==== Ausgangstext ====
# Lern- Schul-SPS Auflösung



## SPS-pit (12 Februar 2011)

Hallo

So schnell kann´s gehen! Vorerst reserviert für........ :-D...

Danke!


----------



## Rudi (12 Februar 2011)

SPS-pit schrieb:


> Hallo
> 
> So schnell kann´s gehen! Vorerst reserviert für........ :-D...
> 
> Danke!



Und was soll das bedeuten. Bitte mal für normale Leute übersetzen.


----------



## SPS-pit (13 Februar 2011)

Moin

Bedeutet das die Anlage als Komplettpaket verkauft ist!   der Fred kann also geschlossen werden!

grüße,pit


----------



## Ralle (13 Februar 2011)

SPS-pit schrieb:


> Moin
> 
> Bedeutet das die Anlage als Komplettpaket verkauft ist!   der Fred kann also geschlossen werden!
====
→ **Aufgabe**:
Gib aus dem Forenthread zur Schul-SPS alles von "## SPS-pit (13" bis hinunter zu "Ralle (13 Februar 2011)" wortgetreu wieder.
==== Datenliste ====
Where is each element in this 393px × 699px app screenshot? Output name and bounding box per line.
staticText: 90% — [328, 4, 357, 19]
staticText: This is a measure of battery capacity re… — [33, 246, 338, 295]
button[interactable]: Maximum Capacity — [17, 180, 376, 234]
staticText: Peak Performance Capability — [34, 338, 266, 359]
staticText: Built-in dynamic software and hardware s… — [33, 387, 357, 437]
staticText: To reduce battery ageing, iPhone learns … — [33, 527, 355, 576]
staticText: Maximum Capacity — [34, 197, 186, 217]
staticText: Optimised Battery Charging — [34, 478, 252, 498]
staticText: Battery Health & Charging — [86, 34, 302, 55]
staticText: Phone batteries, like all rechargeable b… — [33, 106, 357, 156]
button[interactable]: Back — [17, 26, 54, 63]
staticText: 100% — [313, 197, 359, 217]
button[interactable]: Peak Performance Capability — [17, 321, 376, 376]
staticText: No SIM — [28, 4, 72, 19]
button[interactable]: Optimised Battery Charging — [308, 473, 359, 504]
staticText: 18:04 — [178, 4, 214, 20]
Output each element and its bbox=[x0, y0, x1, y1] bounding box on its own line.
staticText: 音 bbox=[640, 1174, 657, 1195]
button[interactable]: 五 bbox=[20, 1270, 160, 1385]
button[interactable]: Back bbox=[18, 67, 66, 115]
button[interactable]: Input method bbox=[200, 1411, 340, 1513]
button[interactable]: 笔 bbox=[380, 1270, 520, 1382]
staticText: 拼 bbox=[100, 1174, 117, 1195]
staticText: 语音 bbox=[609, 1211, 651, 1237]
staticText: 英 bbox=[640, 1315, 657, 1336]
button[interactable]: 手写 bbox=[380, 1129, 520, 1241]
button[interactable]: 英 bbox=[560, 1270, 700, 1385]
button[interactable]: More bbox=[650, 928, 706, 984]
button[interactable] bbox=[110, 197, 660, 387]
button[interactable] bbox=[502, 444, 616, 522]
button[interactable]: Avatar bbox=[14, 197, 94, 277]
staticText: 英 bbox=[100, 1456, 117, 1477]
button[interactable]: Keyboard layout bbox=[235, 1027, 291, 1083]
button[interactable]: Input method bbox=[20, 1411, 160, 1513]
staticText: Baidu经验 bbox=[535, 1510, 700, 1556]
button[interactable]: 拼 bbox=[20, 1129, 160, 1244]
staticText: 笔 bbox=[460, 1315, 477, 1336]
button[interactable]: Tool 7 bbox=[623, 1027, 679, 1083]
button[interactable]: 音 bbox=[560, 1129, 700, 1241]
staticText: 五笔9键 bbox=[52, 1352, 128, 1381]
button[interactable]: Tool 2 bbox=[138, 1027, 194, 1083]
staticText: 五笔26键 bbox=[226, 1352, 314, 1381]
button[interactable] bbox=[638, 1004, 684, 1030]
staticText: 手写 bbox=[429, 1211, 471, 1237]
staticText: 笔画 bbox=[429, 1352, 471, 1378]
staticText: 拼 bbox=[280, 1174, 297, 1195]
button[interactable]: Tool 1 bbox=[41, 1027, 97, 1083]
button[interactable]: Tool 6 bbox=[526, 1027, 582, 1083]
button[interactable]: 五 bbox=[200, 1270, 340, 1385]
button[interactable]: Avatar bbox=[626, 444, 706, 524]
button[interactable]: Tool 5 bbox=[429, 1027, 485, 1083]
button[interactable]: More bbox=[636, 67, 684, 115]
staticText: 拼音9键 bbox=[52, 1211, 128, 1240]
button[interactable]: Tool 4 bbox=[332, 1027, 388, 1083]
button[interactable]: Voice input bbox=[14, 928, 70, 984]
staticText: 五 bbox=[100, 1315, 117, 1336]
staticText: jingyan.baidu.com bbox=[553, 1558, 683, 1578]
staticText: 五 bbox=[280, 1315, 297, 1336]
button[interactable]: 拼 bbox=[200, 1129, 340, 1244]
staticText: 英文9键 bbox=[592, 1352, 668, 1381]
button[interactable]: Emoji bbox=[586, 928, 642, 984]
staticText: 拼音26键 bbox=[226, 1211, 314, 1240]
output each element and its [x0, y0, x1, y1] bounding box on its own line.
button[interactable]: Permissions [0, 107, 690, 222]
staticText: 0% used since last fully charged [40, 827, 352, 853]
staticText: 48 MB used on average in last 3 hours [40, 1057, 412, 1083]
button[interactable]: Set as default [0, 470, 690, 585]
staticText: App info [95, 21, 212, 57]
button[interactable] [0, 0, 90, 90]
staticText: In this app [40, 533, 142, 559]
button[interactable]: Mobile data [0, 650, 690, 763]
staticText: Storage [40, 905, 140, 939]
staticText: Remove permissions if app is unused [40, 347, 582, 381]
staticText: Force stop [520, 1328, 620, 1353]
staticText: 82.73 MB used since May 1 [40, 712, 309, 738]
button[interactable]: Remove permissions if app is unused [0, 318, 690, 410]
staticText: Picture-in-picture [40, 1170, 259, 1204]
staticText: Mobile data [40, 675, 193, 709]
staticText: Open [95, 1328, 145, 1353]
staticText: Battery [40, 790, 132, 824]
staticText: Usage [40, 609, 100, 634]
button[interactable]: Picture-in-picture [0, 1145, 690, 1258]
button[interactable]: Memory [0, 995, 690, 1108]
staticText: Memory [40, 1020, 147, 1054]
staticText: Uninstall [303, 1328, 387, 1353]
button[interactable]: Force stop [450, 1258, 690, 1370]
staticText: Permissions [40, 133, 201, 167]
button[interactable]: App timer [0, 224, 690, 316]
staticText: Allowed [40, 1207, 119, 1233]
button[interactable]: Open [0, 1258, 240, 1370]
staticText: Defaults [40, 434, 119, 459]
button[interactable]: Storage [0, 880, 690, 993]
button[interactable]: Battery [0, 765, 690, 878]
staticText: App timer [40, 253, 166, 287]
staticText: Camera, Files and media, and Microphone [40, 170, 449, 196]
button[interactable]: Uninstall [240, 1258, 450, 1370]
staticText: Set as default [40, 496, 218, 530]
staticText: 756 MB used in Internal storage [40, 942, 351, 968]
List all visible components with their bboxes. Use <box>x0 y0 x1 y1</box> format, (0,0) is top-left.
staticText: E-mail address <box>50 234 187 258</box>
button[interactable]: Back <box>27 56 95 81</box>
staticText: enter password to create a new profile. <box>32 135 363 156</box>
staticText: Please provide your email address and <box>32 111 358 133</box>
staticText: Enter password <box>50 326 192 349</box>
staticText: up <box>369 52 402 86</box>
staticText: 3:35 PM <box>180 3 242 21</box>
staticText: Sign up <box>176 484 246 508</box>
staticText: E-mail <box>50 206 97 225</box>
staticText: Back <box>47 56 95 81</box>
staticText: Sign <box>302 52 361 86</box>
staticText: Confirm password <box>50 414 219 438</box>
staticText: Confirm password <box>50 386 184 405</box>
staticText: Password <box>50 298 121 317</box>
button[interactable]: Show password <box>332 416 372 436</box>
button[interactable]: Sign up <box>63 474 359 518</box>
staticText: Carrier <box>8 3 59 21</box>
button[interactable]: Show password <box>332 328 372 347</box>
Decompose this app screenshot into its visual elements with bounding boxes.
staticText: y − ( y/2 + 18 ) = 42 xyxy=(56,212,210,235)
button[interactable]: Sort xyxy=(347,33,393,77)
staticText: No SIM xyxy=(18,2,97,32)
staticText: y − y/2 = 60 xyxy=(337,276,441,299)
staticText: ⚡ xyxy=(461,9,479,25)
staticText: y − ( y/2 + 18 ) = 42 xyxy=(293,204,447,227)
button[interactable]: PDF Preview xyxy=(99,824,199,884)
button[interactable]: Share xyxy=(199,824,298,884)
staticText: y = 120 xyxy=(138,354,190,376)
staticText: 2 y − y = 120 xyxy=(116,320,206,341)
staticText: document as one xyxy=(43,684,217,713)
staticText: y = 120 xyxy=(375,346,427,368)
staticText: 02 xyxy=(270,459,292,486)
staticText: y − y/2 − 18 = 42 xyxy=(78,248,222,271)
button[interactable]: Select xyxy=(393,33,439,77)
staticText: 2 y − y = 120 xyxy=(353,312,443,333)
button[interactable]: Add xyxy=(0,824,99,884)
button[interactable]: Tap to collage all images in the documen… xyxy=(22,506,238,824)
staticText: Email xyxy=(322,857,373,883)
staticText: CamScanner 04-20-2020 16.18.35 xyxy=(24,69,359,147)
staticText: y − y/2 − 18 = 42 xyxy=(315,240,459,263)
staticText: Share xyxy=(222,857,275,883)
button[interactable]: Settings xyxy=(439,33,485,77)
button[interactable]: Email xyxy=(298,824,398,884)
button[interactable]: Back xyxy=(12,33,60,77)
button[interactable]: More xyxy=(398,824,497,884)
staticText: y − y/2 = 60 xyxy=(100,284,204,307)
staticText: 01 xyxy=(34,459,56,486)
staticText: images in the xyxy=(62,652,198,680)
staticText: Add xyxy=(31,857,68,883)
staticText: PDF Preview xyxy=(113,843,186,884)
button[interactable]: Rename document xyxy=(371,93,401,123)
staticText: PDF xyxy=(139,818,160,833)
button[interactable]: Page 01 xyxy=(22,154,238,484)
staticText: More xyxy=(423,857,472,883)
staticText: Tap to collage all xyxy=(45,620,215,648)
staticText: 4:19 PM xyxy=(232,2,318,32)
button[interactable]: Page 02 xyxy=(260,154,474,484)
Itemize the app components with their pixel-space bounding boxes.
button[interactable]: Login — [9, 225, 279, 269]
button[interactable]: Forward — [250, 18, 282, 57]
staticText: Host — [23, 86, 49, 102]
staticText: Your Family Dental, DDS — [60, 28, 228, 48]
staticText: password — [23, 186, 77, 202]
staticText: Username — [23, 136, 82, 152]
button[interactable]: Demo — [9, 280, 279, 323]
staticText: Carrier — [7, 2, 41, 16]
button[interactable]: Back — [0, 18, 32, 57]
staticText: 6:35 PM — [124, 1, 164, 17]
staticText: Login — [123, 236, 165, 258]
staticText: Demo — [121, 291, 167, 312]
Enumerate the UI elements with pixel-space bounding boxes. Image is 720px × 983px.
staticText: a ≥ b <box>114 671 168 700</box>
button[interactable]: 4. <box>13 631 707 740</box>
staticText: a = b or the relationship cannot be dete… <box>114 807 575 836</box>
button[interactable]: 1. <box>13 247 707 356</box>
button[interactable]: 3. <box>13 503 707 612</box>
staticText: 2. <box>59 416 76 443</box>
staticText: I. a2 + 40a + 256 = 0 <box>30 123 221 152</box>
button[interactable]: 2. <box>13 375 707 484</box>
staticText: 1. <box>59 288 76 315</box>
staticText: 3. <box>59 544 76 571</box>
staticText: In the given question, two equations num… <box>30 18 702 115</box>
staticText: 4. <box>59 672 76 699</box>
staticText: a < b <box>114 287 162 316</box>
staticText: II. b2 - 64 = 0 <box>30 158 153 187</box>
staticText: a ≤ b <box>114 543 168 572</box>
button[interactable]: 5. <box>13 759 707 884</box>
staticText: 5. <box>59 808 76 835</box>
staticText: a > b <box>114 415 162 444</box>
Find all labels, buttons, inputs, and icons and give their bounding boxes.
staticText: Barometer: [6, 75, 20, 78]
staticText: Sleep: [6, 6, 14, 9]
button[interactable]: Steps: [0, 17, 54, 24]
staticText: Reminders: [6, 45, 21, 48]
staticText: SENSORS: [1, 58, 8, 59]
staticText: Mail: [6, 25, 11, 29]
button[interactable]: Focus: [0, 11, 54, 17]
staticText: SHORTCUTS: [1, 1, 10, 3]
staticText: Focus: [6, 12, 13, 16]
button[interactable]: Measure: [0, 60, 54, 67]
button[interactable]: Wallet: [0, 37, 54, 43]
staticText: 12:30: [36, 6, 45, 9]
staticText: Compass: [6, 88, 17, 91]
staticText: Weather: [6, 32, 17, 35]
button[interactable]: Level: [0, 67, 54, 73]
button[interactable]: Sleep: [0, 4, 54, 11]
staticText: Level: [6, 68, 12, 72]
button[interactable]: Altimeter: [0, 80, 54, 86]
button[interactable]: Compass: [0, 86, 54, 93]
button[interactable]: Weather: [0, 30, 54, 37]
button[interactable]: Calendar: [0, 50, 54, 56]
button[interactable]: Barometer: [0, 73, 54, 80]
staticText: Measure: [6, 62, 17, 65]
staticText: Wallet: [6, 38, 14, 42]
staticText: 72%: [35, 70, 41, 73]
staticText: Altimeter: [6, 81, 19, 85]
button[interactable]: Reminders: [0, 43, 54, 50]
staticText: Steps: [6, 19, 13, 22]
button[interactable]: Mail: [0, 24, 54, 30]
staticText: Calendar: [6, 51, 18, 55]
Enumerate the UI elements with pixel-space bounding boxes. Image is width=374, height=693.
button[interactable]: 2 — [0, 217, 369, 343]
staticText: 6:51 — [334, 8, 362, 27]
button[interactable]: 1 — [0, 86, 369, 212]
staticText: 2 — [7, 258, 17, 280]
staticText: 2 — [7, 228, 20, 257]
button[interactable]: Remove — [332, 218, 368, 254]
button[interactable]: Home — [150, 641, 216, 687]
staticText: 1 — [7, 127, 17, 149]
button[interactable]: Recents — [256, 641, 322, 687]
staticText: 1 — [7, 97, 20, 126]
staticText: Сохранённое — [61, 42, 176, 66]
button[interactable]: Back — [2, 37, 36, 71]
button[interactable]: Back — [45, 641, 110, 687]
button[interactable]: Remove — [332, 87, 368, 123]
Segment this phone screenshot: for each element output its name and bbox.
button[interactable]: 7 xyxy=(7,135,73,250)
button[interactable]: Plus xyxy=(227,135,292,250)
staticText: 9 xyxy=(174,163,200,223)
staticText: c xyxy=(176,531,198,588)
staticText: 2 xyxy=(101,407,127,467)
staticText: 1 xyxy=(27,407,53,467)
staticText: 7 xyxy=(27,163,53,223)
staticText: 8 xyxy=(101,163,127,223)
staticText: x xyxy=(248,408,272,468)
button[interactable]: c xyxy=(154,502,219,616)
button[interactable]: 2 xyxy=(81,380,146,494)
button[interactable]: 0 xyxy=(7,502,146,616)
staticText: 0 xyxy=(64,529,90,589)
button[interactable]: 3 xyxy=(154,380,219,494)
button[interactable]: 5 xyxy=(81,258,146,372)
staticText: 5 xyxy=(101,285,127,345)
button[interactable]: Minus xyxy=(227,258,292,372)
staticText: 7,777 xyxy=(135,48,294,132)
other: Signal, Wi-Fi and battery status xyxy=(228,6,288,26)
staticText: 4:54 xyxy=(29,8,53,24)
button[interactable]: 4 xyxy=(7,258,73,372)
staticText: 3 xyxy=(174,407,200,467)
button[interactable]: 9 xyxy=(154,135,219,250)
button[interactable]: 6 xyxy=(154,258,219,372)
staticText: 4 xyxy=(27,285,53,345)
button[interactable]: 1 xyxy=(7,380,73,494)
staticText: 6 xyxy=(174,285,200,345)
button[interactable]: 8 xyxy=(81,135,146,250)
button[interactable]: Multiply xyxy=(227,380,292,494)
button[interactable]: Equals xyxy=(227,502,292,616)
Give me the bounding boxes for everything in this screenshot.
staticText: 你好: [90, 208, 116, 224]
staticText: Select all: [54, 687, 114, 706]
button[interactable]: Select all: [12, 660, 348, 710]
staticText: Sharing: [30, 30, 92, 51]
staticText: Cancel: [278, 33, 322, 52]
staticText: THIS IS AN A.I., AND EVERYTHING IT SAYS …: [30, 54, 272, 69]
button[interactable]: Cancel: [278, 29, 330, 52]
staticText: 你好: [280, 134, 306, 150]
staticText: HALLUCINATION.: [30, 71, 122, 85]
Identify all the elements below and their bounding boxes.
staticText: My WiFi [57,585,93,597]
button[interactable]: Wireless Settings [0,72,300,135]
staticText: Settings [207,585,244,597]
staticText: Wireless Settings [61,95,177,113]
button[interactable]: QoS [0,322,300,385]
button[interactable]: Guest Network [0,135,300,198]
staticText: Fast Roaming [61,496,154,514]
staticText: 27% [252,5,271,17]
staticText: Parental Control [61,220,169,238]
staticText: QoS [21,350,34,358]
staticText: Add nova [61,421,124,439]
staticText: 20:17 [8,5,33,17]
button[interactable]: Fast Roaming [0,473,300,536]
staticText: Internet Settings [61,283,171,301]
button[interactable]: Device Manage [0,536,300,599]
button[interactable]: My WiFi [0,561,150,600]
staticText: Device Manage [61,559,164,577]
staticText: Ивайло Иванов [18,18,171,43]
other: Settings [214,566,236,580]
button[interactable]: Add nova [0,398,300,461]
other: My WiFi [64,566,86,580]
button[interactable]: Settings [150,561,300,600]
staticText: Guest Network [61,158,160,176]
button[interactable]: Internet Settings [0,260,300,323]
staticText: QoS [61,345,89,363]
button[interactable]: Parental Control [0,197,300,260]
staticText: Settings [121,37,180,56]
====
→ **Ergebnis**:
## SPS-pit (13 Februar 2011)

Moin

Bedeutet das die Anlage als Komplettpaket verkauft ist!   der Fred kann also geschlossen werden!

grüße,pit


----------



## Ralle (13 Februar 2011)